* _What the task requires_
Scan the records below for lines with the word "арбитражных", then state how many you find and nothing else.

* _Data entries_
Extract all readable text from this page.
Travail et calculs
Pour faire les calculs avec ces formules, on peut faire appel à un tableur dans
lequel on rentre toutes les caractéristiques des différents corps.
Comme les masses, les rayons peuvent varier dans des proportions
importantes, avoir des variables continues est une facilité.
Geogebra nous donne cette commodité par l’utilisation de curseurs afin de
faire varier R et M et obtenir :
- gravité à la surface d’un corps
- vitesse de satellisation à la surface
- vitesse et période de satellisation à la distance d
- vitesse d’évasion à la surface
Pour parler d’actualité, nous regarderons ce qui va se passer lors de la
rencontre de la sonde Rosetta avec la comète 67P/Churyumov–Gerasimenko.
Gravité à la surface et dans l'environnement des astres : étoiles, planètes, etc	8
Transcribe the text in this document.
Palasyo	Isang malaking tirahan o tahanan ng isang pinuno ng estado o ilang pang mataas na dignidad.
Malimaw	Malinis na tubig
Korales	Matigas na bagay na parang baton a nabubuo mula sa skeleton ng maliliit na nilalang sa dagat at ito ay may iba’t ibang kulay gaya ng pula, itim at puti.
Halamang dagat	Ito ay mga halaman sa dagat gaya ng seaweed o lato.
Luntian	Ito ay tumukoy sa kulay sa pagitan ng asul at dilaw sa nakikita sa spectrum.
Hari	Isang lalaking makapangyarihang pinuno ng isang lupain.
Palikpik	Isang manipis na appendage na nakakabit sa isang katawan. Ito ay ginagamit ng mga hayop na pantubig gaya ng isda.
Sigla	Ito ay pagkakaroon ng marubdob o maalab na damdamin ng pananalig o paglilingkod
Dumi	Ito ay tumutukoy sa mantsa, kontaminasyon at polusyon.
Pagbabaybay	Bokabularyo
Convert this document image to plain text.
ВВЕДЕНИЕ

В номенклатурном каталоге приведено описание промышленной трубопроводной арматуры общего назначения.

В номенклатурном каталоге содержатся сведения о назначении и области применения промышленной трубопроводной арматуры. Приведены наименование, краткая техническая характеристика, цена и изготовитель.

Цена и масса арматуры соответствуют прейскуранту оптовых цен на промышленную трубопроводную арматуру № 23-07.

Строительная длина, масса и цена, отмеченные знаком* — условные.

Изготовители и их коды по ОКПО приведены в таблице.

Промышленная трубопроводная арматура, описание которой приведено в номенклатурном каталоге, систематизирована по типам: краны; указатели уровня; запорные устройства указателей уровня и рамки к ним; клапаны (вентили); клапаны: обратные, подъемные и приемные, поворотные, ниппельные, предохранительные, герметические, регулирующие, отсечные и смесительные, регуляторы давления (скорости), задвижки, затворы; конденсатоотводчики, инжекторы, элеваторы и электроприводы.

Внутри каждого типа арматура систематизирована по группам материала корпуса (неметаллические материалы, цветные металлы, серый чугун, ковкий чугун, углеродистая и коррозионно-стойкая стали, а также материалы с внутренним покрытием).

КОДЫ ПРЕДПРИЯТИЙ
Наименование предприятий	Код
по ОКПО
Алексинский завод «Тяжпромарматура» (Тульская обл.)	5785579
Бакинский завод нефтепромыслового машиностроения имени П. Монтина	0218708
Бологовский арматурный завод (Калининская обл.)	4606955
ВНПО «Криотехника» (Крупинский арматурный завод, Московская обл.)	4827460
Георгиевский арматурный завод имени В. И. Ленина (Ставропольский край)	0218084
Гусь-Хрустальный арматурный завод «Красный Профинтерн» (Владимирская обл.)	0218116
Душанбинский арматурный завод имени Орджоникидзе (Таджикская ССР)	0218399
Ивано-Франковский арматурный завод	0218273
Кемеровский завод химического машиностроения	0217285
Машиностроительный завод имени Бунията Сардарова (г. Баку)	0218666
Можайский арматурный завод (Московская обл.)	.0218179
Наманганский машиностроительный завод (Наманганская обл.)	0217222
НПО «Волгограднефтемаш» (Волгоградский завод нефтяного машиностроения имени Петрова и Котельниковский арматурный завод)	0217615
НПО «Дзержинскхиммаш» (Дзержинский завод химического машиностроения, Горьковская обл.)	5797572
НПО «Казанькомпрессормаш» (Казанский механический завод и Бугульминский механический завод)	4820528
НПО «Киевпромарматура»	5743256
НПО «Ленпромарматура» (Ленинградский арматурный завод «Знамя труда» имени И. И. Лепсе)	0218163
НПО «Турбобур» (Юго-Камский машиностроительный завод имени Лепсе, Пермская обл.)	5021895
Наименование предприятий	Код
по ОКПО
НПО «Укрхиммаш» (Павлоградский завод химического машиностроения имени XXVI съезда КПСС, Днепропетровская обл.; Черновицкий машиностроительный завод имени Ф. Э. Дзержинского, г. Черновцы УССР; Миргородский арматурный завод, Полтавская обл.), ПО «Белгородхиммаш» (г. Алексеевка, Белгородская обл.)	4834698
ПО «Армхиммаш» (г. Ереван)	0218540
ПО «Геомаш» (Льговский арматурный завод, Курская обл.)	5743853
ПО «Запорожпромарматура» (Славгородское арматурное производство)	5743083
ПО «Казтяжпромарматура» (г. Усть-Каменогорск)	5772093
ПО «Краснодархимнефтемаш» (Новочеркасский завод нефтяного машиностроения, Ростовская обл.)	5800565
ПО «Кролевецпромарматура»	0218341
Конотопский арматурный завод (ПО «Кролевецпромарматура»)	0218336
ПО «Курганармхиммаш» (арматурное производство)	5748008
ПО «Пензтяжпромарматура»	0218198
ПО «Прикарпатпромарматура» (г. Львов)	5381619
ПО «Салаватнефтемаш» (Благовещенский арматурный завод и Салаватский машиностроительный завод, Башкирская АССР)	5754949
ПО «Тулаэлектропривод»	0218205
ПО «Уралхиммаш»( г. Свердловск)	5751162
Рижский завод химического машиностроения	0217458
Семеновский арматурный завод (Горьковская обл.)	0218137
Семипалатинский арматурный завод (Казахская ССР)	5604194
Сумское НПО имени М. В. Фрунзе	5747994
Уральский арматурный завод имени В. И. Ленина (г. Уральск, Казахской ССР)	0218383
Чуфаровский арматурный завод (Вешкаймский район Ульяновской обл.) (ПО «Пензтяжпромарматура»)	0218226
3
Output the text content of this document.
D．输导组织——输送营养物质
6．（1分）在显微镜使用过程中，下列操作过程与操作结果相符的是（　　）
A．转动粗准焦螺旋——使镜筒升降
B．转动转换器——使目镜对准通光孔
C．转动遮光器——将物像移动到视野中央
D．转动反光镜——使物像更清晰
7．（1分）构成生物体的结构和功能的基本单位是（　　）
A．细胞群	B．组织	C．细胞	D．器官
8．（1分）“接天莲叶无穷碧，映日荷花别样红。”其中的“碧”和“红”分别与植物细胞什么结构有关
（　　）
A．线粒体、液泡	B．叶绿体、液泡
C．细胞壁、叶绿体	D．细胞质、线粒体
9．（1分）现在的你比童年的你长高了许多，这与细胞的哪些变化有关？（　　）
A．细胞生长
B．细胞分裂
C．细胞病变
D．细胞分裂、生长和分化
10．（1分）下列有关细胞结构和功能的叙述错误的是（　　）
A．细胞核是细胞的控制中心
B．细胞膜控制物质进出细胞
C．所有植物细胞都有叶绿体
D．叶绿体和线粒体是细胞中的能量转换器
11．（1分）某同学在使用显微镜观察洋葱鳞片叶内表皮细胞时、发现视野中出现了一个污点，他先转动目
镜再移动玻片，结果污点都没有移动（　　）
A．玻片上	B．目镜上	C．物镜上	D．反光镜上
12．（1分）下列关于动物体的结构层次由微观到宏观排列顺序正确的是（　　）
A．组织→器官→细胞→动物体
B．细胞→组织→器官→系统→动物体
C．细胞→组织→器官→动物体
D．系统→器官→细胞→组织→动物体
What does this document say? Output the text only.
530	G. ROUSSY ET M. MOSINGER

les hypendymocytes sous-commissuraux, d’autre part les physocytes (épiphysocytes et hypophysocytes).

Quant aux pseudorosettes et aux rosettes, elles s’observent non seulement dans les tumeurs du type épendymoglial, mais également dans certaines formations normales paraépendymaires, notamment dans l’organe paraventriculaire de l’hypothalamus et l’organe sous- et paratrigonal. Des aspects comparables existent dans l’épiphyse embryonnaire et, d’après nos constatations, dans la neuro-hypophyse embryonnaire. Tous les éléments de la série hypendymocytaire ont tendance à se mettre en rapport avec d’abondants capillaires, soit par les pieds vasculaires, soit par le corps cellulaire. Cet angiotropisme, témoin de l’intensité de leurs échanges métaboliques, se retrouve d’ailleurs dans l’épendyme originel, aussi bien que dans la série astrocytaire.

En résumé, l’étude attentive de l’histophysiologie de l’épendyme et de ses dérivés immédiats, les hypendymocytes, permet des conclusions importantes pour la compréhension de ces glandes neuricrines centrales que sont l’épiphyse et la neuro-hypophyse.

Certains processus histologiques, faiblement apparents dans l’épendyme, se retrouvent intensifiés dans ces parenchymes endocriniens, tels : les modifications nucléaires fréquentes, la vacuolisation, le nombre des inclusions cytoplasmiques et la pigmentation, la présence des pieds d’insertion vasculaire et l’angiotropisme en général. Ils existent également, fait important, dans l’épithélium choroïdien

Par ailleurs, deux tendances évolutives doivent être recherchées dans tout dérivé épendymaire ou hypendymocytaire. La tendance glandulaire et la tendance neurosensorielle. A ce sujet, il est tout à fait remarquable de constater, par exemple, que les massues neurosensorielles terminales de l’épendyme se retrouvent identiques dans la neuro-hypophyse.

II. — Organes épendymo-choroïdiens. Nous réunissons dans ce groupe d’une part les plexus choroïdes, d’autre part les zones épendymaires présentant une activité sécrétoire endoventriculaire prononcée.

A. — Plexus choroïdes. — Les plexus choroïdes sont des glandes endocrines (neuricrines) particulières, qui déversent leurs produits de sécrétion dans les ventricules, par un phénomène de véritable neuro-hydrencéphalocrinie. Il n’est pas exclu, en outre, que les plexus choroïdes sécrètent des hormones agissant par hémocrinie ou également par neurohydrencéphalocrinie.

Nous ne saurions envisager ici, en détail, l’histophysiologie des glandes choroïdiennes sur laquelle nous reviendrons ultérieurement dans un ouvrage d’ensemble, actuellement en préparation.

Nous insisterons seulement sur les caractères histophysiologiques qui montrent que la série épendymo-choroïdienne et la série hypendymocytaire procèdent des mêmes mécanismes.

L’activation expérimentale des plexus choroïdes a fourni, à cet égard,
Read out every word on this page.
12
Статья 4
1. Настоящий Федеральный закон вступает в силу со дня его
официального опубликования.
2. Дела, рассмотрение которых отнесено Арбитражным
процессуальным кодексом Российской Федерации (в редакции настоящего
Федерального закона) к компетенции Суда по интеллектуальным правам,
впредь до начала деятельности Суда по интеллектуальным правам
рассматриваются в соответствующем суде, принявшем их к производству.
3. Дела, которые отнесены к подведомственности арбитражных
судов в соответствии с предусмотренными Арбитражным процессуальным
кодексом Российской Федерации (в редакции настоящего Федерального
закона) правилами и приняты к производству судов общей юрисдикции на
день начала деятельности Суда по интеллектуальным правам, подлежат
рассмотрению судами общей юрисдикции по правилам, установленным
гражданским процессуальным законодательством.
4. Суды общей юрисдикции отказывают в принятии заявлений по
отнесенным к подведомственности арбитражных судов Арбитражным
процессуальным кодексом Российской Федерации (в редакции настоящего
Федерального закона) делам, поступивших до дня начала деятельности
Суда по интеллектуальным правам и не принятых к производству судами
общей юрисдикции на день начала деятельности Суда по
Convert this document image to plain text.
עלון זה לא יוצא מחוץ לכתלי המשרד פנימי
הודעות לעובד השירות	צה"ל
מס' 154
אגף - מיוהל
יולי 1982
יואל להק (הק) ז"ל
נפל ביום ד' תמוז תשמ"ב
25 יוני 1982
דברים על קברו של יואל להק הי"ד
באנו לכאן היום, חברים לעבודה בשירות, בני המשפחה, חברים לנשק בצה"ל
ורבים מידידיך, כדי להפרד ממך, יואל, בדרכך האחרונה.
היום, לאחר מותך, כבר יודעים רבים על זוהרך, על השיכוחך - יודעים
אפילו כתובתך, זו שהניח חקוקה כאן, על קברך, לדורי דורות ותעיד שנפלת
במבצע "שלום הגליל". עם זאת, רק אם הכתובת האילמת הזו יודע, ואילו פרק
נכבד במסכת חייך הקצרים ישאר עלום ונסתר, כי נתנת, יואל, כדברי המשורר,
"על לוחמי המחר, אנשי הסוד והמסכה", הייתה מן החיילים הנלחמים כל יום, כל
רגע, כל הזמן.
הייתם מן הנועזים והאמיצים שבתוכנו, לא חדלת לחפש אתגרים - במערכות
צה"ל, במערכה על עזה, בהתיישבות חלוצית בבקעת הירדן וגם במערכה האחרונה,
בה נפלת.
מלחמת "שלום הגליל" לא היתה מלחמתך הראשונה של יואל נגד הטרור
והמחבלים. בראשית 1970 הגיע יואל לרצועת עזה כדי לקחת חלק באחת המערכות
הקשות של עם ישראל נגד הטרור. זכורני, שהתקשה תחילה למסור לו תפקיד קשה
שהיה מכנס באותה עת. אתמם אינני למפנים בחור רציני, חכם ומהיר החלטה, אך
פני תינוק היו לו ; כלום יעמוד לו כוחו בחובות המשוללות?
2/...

* _Exercise result_
2